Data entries

════

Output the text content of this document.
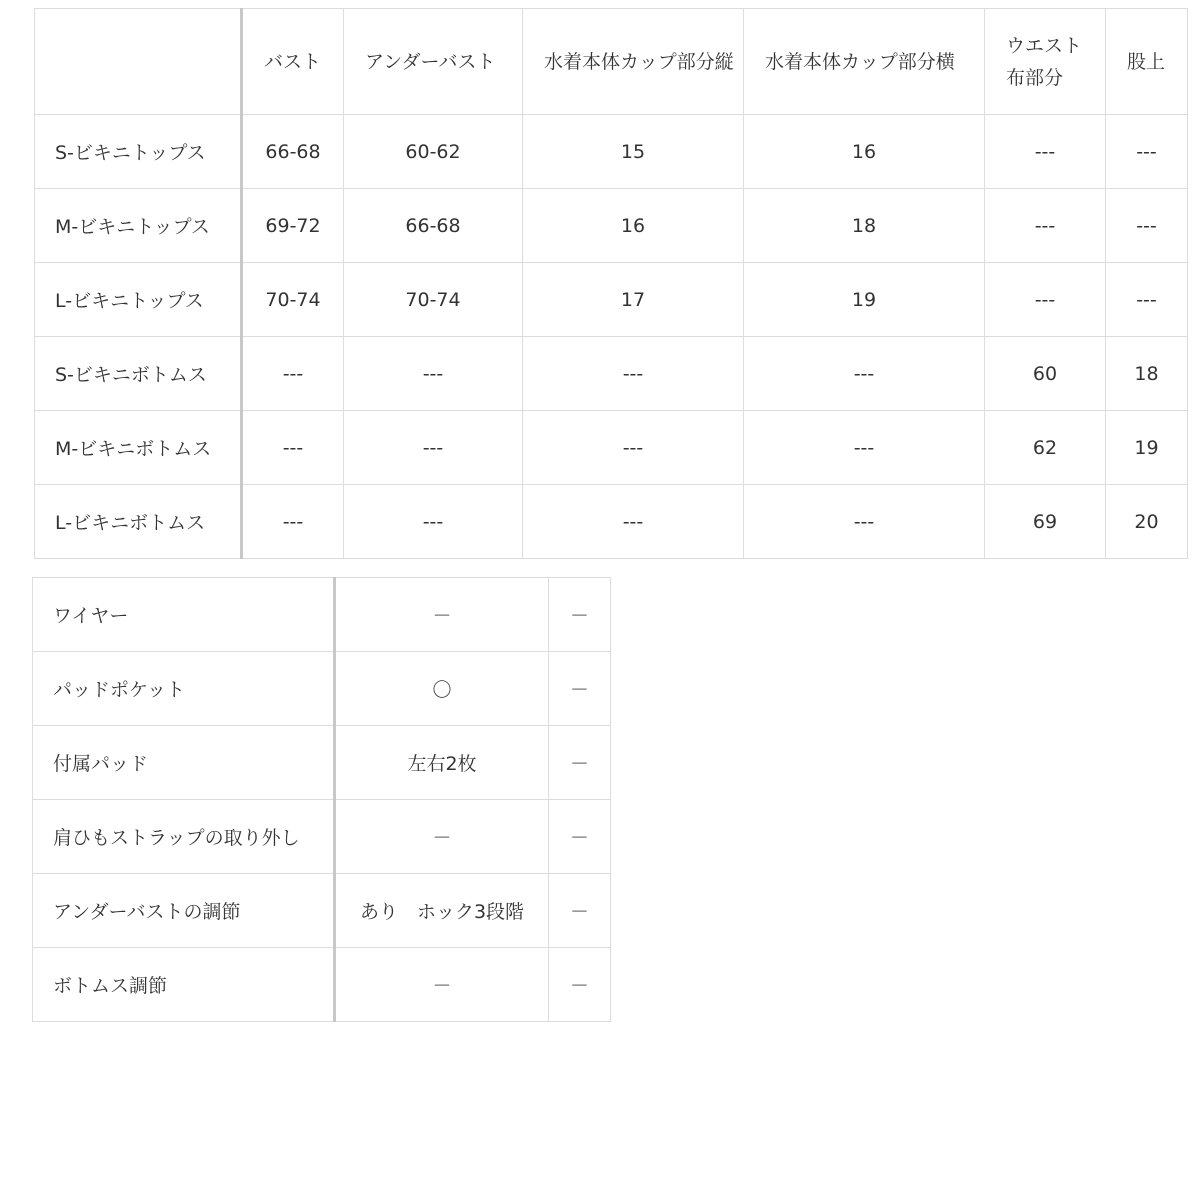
	バスト	アンダーバスト	水着本体カップ部分縦	水着本体カップ部分横	ウエスト布部分	股上
S-ビキニトップス	66-68	60-62	15	16	---	---
M-ビキニトップス	69-72	66-68	16	18	---	---
L-ビキニトップス	70-74	70-74	17	19	---	---
S-ビキニボトムス	---	---	---	---	60	18
M-ビキニボトムス	---	---	---	---	62	19
L-ビキニボトムス	---	---	---	---	69	20
ワイヤー	－	－
パッドポケット	〇	－
付属パッド	左右2枚	－
肩ひもストラップの取り外し	－	－
アンダーバストの調節	あり　ホック3段階	－
ボトムス調節	－	－
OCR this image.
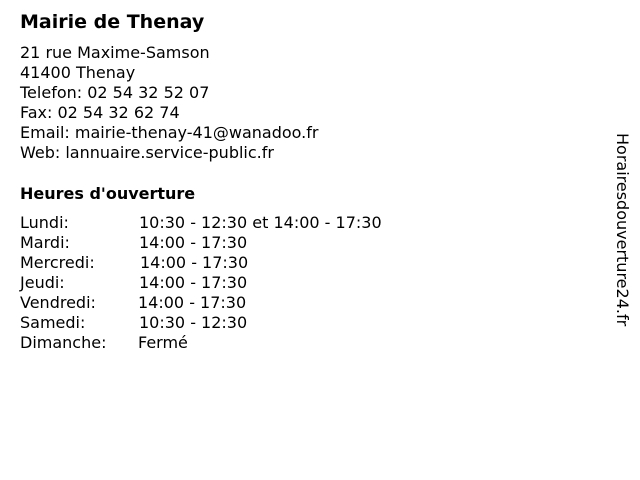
Mairie de Thenay
21 rue Maxime-Samson
41400 Thenay
Telefon: 02 54 32 52 07
Fax: 02 54 32 62 74
Email: mairie-thenay-41@wanadoo.fr
Web: lannuaire.service-public.fr
Heures d'ouverture
Lundi:	10:30 - 12:30 et 14:00 - 17:30
Mardi:	14:00 - 17:30
Mercredi:	14:00 - 17:30
Jeudi:	14:00 - 17:30
Vendredi:	14:00 - 17:30
Samedi:	10:30 - 12:30
Dimanche: Fermé
Horairesdouverture24.fr
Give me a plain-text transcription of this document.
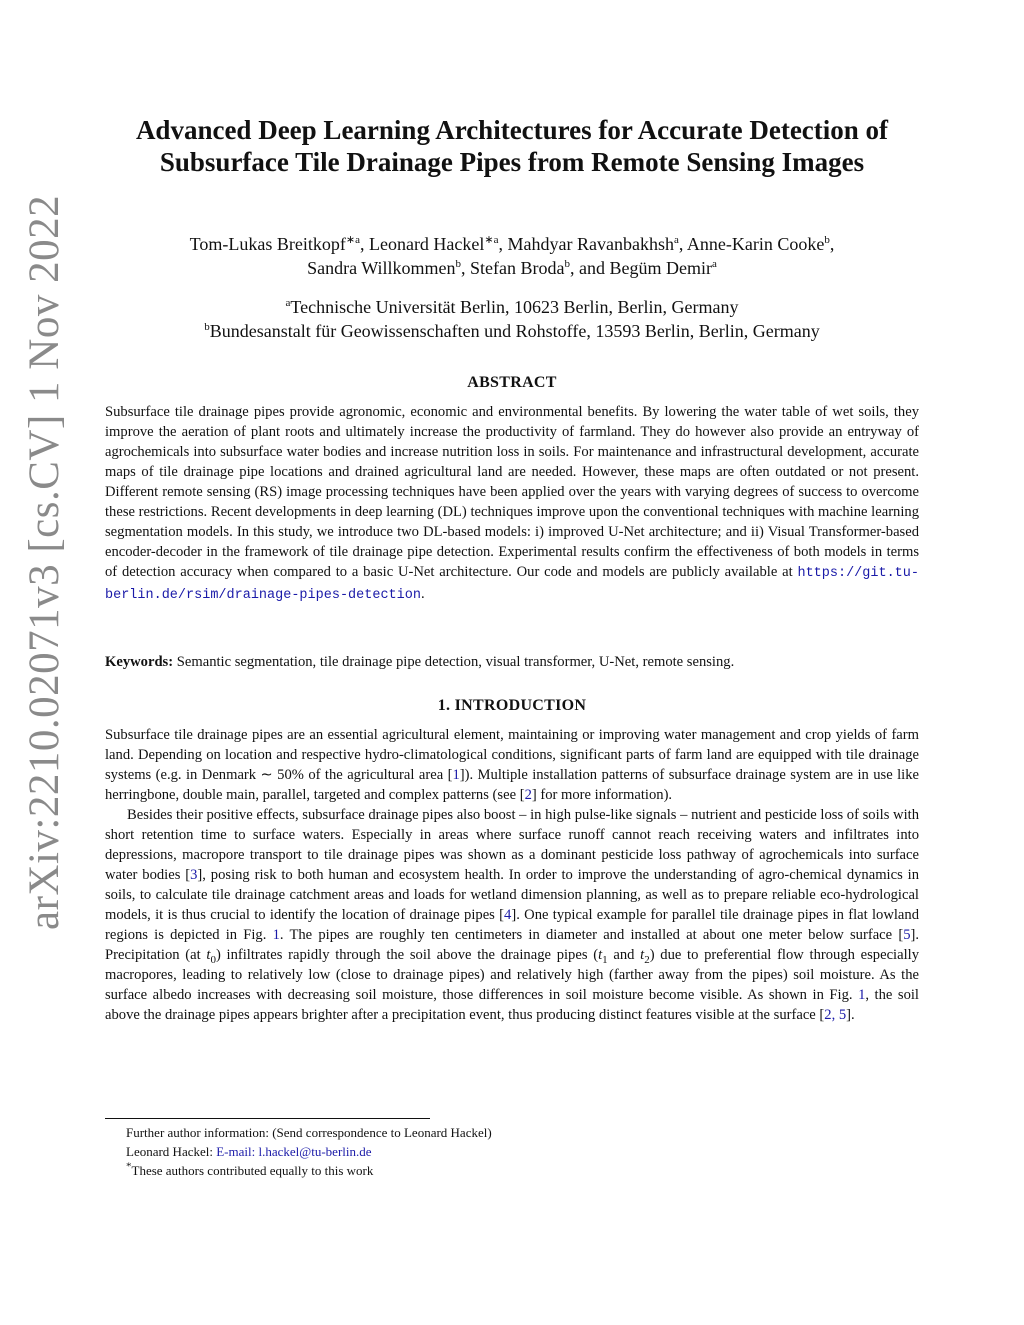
arXiv:2210.02071v3 [cs.CV] 1 Nov 2022
Advanced Deep Learning Architectures for Accurate Detection of Subsurface Tile Drainage Pipes from Remote Sensing Images
Tom-Lukas Breitkopf$^{∗a}$, Leonard Hackel$^{∗a}$, Mahdyar Ravanbakhsh$^a$, Anne-Karin Cooke$^b$,
Sandra Willkommen$^b$, Stefan Broda$^b$, and Begüm Demir$^a$
$^a$Technische Universität Berlin, 10623 Berlin, Berlin, Germany
$^b$Bundesanstalt für Geowissenschaften und Rohstoffe, 13593 Berlin, Berlin, Germany
ABSTRACT
Subsurface tile drainage pipes provide agronomic, economic and environmental benefits. By lowering the water table of wet soils, they improve the aeration of plant roots and ultimately increase the productivity of farmland. They do however also provide an entryway of agrochemicals into subsurface water bodies and increase nutrition loss in soils. For maintenance and infrastructural development, accurate maps of tile drainage pipe locations and drained agricultural land are needed. However, these maps are often outdated or not present. Different remote sensing (RS) image processing techniques have been applied over the years with varying degrees of success to overcome these restrictions. Recent developments in deep learning (DL) techniques improve upon the conventional techniques with machine learning segmentation models. In this study, we introduce two DL-based models: i) improved U-Net architecture; and ii) Visual Transformer-based encoder-decoder in the framework of tile drainage pipe detection. Experimental results confirm the effectiveness of both models in terms of detection accuracy when compared to a basic U-Net architecture. Our code and models are publicly available at https://git.tu-berlin.de/rsim/drainage-pipes-detection.
Keywords: Semantic segmentation, tile drainage pipe detection, visual transformer, U-Net, remote sensing.
1. INTRODUCTION
Subsurface tile drainage pipes are an essential agricultural element, maintaining or improving water management and crop yields of farm land. Depending on location and respective hydro-climatological conditions, significant parts of farm land are equipped with tile drainage systems (e.g. in Denmark ∼ 50% of the agricultural area [1]). Multiple installation patterns of subsurface drainage system are in use like herringbone, double main, parallel, targeted and complex patterns (see [2] for more information).
Besides their positive effects, subsurface drainage pipes also boost – in high pulse-like signals – nutrient and pesticide loss of soils with short retention time to surface waters. Especially in areas where surface runoff cannot reach receiving waters and infiltrates into depressions, macropore transport to tile drainage pipes was shown as a dominant pesticide loss pathway of agrochemicals into surface water bodies [3], posing risk to both human and ecosystem health. In order to improve the understanding of agro-chemical dynamics in soils, to calculate tile drainage catchment areas and loads for wetland dimension planning, as well as to prepare reliable eco-hydrological models, it is thus crucial to identify the location of drainage pipes [4]. One typical example for parallel tile drainage pipes in flat lowland regions is depicted in Fig. 1. The pipes are roughly ten centimeters in diameter and installed at about one meter below surface [5]. Precipitation (at $t_0$) infiltrates rapidly through the soil above the drainage pipes ($t_1$ and $t_2$) due to preferential flow through especially macropores, leading to relatively low (close to drainage pipes) and relatively high (farther away from the pipes) soil moisture. As the surface albedo increases with decreasing soil moisture, those differences in soil moisture become visible. As shown in Fig. 1, the soil above the drainage pipes appears brighter after a precipitation event, thus producing distinct features visible at the surface [2, 5].
Further author information: (Send correspondence to Leonard Hackel)
Leonard Hackel: E-mail: l.hackel@tu-berlin.de
*These authors contributed equally to this work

════

YOUR TASK
Report all lines of the material that contain the word "document".

FINISHED EXERCISE
Output the text content of this document.
Give me a plain-text transcription of this document.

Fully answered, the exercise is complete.